*Directions*.
Below is a listing. Gather each line of it that contains "without".

*Data for this exercise*.
______
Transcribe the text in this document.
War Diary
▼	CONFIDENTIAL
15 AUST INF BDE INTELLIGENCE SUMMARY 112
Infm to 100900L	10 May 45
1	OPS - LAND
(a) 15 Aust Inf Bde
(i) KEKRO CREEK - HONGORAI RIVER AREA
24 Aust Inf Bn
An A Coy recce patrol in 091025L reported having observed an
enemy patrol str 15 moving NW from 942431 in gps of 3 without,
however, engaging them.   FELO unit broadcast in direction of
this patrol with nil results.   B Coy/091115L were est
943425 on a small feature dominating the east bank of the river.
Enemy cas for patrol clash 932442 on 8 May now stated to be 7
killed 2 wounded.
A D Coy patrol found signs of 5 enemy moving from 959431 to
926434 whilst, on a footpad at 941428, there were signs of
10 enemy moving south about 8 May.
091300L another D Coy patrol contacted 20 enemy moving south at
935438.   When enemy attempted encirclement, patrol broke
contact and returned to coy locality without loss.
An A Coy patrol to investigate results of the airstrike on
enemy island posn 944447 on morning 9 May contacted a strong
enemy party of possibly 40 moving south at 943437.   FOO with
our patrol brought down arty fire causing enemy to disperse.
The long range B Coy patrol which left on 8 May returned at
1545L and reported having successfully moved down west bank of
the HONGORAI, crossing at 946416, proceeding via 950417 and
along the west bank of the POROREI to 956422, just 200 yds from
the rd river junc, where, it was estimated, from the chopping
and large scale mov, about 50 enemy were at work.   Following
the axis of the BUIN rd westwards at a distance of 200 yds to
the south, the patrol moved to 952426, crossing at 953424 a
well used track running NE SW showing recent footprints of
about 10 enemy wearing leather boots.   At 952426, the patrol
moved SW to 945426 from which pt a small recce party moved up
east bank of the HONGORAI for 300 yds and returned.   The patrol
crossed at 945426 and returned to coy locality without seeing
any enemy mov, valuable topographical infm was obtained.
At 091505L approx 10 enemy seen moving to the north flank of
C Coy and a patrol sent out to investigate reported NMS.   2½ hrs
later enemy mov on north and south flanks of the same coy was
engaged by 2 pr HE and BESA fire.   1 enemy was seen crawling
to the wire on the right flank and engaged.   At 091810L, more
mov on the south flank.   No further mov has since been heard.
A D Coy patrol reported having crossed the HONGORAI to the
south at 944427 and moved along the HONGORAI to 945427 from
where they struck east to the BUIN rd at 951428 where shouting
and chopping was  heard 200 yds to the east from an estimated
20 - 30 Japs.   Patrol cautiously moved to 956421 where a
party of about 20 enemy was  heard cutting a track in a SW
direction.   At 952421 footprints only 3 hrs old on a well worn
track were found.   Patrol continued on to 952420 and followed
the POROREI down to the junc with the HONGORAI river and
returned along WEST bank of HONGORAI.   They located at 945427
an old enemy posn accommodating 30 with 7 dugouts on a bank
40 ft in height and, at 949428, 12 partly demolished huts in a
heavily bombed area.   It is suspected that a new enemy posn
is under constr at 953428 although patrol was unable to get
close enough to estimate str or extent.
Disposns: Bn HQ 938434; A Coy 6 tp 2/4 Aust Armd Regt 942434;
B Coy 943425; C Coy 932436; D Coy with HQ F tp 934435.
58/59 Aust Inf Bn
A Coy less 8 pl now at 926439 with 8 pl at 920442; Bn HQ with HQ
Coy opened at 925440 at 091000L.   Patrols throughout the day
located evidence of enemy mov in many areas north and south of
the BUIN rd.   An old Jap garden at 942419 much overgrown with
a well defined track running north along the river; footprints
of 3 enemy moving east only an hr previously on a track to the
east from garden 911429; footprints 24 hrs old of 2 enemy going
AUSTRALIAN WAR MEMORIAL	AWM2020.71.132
______
*Task answer*.
enemy patrol str 15 moving NW from 942431 in gps of 3 without,
contact and returned to coy locality without loss.
crossed at 945426 and returned to coy locality without seeing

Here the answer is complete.